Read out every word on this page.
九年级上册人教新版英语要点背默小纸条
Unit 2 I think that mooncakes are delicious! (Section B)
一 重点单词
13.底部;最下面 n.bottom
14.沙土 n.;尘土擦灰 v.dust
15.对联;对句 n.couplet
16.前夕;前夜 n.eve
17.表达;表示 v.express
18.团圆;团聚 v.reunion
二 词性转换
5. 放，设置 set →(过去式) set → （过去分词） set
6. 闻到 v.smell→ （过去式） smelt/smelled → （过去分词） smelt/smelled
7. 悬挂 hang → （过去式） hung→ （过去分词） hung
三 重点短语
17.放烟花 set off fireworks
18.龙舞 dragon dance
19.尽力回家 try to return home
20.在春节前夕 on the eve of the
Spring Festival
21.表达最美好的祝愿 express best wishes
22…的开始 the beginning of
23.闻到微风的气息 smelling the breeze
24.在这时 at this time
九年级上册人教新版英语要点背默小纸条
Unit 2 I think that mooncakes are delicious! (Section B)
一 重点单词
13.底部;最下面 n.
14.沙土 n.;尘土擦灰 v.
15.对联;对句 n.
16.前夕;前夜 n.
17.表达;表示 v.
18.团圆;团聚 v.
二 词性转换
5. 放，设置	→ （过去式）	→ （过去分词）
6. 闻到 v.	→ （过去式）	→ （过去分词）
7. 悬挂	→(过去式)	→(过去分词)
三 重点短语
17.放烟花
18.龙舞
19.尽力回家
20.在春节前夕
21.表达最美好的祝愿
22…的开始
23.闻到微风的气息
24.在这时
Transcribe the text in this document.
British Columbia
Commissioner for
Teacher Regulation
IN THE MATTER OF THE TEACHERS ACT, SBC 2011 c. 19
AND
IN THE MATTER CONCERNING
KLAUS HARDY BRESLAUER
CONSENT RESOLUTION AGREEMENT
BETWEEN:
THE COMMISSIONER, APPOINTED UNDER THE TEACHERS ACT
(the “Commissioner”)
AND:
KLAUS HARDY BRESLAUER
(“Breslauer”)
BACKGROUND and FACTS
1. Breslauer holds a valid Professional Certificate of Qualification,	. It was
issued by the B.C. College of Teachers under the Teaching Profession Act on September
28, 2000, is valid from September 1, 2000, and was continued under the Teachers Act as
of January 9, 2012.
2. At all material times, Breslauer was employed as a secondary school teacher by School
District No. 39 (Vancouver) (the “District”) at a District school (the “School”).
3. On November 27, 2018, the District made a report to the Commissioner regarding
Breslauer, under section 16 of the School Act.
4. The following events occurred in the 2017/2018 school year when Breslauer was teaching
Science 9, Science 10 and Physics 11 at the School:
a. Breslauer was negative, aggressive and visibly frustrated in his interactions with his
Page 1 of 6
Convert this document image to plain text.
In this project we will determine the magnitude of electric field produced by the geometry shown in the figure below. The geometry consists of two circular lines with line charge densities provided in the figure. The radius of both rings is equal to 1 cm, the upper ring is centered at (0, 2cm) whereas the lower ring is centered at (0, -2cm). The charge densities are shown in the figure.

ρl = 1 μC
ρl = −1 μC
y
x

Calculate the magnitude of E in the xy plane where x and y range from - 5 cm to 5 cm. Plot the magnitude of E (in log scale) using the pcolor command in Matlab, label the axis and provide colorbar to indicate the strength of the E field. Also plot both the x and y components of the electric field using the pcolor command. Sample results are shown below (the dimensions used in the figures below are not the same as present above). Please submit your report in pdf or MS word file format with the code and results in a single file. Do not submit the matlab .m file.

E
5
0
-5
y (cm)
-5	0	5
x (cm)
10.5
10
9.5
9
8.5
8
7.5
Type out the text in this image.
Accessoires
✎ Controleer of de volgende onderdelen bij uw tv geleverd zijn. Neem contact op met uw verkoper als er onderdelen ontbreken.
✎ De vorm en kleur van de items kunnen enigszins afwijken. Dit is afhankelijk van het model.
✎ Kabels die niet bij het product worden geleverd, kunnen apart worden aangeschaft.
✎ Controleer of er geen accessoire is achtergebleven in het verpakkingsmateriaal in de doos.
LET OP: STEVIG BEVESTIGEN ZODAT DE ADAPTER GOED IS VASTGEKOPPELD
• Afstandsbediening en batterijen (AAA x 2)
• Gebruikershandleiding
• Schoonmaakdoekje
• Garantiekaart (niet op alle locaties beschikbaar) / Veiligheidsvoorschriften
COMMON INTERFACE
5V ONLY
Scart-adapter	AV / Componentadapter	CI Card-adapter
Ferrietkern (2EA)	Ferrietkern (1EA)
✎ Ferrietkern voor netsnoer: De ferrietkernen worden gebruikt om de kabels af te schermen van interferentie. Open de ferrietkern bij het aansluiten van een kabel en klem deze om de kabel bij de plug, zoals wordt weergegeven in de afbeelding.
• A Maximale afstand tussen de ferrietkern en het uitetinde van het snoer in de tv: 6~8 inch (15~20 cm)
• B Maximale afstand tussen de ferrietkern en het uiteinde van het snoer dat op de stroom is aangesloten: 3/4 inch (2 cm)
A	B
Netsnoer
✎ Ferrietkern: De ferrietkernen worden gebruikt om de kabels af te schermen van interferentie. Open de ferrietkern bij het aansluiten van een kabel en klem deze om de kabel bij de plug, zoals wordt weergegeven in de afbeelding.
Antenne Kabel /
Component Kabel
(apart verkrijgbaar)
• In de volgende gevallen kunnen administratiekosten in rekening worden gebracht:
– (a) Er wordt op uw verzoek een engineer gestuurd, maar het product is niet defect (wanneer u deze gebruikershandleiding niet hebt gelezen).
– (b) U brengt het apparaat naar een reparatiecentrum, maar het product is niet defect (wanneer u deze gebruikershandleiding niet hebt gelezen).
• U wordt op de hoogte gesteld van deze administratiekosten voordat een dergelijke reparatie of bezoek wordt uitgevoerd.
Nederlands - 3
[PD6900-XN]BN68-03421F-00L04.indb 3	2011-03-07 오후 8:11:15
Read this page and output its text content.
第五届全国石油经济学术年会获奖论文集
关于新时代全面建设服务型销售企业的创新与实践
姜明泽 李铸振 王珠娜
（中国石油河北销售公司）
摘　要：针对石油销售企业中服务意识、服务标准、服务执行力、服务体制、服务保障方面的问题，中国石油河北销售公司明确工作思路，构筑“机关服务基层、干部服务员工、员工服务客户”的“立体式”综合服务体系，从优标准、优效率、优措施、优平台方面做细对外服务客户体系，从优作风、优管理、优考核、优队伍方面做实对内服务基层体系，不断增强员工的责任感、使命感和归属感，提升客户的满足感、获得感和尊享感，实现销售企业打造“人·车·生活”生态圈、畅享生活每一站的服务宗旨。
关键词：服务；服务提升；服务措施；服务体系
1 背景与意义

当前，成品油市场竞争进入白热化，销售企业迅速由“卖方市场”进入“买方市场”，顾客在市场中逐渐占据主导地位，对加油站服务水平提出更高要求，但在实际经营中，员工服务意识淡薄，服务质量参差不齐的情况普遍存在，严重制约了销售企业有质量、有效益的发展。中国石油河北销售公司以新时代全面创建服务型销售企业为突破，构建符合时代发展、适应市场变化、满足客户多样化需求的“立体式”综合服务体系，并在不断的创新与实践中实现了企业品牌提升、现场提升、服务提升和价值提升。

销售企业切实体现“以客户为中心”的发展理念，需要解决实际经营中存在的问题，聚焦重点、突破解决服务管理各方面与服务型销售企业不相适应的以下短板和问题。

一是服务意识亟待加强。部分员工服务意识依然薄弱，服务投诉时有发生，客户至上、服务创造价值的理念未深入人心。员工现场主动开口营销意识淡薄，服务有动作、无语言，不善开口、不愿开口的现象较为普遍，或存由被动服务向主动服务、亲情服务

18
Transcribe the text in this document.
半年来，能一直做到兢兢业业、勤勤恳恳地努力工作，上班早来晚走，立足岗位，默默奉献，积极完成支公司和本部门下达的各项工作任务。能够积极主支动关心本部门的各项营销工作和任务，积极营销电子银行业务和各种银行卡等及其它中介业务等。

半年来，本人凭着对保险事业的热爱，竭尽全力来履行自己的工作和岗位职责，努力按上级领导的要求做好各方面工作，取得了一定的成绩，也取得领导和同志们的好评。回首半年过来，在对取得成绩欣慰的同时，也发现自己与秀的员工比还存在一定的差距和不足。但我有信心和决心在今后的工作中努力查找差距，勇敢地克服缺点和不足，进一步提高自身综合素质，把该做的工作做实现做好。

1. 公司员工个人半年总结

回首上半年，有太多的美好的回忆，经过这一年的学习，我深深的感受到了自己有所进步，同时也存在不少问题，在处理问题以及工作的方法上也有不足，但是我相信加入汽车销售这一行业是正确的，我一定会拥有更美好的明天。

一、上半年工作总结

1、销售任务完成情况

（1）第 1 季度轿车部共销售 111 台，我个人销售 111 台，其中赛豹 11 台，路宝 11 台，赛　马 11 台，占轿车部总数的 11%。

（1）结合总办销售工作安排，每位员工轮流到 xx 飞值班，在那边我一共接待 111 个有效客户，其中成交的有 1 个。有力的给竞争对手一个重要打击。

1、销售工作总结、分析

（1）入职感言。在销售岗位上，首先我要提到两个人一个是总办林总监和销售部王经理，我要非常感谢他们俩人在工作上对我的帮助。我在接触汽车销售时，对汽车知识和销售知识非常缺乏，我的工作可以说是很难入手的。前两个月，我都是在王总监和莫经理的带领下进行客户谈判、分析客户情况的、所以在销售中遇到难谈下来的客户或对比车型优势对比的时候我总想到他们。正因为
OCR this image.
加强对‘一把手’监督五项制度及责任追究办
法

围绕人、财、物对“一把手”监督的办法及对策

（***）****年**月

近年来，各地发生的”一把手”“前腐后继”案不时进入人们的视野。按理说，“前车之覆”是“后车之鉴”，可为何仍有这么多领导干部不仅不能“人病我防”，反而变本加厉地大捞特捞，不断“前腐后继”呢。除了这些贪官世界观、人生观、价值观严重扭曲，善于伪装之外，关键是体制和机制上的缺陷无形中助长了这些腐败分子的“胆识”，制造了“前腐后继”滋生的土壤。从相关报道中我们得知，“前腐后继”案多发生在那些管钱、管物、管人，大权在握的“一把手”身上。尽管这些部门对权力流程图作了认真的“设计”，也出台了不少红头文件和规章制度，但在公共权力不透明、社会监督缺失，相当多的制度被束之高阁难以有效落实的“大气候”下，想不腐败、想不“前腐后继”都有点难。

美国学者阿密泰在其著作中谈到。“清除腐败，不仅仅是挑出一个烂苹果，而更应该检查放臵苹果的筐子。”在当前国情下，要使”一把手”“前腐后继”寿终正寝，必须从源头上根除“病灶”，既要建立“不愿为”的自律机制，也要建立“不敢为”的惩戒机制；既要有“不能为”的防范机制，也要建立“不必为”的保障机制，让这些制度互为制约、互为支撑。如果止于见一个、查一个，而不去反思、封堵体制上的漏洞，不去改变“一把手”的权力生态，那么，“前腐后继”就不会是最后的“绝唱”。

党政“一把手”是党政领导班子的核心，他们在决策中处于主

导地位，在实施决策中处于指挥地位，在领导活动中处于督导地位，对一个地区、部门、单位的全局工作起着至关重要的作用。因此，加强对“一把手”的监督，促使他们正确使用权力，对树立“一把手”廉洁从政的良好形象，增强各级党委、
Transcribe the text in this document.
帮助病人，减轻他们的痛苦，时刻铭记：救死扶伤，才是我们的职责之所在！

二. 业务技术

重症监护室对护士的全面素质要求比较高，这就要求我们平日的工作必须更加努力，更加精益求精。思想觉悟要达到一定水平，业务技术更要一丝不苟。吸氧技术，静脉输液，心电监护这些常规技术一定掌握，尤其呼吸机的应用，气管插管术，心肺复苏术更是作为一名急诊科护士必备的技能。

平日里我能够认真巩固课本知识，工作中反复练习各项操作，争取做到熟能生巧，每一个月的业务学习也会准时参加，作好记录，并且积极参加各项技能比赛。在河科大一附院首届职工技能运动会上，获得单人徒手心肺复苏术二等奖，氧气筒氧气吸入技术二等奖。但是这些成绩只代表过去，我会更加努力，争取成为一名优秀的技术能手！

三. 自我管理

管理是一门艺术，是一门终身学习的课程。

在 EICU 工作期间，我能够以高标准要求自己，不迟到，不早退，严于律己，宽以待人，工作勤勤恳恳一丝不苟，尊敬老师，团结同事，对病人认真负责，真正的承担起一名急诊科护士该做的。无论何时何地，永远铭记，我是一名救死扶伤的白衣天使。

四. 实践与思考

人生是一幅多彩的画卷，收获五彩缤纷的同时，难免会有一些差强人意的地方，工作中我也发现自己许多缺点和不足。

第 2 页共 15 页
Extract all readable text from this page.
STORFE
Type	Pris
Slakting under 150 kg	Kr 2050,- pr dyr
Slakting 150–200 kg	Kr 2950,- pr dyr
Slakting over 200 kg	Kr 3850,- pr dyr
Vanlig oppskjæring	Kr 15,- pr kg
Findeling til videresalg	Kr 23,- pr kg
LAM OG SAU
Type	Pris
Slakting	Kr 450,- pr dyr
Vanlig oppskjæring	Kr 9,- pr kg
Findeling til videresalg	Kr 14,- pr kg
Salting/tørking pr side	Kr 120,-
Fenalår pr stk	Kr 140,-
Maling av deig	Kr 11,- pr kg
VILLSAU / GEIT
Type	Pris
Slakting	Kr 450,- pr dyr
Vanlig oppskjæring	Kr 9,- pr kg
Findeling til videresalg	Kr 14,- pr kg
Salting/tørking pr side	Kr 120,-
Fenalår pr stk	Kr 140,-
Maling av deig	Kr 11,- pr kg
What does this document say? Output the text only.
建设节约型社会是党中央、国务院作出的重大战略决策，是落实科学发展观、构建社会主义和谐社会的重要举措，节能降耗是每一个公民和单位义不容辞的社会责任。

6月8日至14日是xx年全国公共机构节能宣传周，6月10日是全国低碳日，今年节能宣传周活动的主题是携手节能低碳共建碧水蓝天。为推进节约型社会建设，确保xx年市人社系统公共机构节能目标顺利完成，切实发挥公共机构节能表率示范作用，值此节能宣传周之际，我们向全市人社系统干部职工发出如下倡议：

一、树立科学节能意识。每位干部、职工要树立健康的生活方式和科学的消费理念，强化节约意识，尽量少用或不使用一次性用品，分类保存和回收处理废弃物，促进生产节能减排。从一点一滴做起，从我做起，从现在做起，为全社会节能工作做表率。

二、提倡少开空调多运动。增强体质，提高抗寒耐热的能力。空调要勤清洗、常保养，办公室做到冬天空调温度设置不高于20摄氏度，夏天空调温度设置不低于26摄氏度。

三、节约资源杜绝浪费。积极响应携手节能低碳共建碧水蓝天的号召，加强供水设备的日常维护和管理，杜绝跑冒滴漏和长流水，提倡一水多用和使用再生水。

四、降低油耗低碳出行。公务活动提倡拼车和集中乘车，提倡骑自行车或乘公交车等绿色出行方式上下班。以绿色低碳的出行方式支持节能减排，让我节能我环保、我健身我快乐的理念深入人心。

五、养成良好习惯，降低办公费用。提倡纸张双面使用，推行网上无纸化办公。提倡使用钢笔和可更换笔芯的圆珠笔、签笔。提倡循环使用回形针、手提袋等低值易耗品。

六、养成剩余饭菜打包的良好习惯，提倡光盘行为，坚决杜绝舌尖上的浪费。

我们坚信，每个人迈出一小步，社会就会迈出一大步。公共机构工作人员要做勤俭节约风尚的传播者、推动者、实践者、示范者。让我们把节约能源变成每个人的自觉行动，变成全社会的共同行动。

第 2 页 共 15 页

========

WRITTEN INSTRUCTION:
Determine how many lines of the data contain the word "kunnen", and reply with that number only.

SOLUTION:
3